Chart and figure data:
··········
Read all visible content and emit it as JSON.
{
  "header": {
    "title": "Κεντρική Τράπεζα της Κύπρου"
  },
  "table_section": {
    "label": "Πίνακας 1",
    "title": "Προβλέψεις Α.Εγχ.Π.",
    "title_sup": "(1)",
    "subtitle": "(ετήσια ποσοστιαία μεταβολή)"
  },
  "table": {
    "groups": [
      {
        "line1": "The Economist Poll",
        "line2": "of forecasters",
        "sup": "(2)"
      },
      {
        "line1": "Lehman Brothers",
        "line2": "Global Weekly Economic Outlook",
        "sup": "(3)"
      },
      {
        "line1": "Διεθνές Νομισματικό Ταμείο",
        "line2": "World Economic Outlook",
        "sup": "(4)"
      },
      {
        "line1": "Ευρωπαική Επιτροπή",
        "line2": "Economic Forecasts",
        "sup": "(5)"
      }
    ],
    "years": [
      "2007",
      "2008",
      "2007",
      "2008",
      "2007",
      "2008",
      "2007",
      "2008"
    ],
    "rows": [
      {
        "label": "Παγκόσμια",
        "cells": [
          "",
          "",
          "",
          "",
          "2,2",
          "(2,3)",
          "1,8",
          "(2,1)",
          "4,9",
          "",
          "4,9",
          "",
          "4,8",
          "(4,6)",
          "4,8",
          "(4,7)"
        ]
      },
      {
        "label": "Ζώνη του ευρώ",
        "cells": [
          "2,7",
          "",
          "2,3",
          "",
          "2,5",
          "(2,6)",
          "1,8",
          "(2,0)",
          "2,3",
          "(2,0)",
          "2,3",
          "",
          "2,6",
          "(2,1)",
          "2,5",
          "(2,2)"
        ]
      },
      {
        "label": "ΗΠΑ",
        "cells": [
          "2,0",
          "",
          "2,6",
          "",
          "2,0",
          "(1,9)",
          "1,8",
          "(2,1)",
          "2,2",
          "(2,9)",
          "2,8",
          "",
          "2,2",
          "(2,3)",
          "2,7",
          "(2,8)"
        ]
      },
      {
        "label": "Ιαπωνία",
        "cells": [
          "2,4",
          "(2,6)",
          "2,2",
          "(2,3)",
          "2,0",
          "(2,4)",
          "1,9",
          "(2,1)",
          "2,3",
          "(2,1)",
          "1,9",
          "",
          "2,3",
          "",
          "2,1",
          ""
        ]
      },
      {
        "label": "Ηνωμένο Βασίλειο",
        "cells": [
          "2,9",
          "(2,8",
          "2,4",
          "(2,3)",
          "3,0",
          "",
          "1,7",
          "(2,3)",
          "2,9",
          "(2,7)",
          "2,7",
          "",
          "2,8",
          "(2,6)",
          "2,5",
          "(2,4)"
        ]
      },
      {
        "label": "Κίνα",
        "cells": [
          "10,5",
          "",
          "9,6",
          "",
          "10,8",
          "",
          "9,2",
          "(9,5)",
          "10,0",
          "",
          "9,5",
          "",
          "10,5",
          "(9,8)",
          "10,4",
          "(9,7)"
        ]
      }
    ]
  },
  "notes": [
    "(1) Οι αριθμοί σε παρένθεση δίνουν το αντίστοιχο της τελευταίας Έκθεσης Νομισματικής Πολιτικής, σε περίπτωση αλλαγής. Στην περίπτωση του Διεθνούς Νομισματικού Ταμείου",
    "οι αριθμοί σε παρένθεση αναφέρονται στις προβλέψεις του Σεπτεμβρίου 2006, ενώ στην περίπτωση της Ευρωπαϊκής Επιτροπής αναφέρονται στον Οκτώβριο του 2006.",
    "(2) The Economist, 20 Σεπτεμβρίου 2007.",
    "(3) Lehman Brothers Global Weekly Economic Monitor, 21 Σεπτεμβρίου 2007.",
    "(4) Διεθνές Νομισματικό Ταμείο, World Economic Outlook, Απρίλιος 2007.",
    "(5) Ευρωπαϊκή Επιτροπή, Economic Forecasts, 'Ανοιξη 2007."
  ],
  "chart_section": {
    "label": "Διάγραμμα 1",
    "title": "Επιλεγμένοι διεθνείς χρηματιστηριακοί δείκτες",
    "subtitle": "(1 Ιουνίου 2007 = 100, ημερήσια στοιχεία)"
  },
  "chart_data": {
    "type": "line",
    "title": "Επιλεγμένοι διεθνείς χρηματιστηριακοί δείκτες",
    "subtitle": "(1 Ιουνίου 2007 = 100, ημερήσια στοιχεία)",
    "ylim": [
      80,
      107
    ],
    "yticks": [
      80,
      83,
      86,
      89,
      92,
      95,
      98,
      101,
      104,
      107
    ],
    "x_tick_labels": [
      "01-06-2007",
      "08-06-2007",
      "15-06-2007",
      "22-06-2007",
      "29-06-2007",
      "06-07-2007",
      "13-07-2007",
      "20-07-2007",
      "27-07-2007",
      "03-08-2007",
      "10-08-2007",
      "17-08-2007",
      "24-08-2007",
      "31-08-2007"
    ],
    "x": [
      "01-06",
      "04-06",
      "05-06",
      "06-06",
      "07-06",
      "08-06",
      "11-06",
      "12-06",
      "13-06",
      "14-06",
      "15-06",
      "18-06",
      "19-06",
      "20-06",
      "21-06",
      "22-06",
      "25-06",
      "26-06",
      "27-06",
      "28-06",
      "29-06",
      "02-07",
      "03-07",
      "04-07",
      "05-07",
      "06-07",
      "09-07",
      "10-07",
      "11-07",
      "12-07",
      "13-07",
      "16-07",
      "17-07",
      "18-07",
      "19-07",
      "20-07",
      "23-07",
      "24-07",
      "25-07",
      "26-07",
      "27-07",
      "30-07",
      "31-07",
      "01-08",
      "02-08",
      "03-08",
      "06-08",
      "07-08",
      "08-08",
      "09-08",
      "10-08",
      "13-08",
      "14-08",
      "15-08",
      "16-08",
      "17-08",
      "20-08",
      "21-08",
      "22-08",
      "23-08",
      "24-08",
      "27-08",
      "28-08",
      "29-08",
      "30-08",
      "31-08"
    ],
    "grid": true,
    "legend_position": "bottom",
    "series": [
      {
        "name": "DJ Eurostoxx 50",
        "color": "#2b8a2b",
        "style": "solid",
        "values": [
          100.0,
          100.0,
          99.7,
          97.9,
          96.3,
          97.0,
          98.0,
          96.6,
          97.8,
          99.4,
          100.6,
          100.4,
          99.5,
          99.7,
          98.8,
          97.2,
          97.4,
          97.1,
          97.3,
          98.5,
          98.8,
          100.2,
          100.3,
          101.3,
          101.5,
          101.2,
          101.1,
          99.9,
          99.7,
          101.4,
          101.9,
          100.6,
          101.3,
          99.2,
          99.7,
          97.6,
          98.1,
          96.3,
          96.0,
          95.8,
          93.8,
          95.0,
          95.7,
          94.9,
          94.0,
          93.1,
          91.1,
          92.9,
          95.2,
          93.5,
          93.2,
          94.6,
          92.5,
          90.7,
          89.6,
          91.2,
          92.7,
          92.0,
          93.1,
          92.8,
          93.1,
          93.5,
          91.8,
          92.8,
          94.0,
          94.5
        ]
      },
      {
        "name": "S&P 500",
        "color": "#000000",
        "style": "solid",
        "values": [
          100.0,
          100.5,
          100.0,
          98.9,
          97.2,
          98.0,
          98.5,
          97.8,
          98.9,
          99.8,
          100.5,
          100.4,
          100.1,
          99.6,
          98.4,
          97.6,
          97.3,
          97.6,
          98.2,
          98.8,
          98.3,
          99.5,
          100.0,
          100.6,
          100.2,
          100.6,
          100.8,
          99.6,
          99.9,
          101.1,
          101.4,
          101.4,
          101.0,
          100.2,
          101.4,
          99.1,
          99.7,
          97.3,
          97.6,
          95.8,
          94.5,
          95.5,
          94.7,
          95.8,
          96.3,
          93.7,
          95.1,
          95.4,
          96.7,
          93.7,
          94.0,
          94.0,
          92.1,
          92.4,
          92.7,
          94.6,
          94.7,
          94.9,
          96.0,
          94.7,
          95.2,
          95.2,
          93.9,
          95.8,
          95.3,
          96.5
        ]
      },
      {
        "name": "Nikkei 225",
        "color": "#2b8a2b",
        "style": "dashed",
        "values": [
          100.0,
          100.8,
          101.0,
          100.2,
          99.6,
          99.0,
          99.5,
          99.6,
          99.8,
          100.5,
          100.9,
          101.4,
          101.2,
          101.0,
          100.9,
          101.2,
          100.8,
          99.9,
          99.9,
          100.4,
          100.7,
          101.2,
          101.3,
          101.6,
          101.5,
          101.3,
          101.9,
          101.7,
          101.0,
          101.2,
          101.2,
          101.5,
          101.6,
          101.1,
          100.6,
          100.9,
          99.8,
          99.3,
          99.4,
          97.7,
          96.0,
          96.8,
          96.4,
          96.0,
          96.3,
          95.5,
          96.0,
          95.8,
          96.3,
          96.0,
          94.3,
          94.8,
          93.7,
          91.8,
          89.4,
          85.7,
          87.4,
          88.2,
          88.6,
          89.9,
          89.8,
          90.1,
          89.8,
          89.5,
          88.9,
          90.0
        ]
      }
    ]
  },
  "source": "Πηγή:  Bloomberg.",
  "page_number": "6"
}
··········
**Brief**
Each line above that includes "Global" counts once; state the total and nothing more.

**Task answer**
2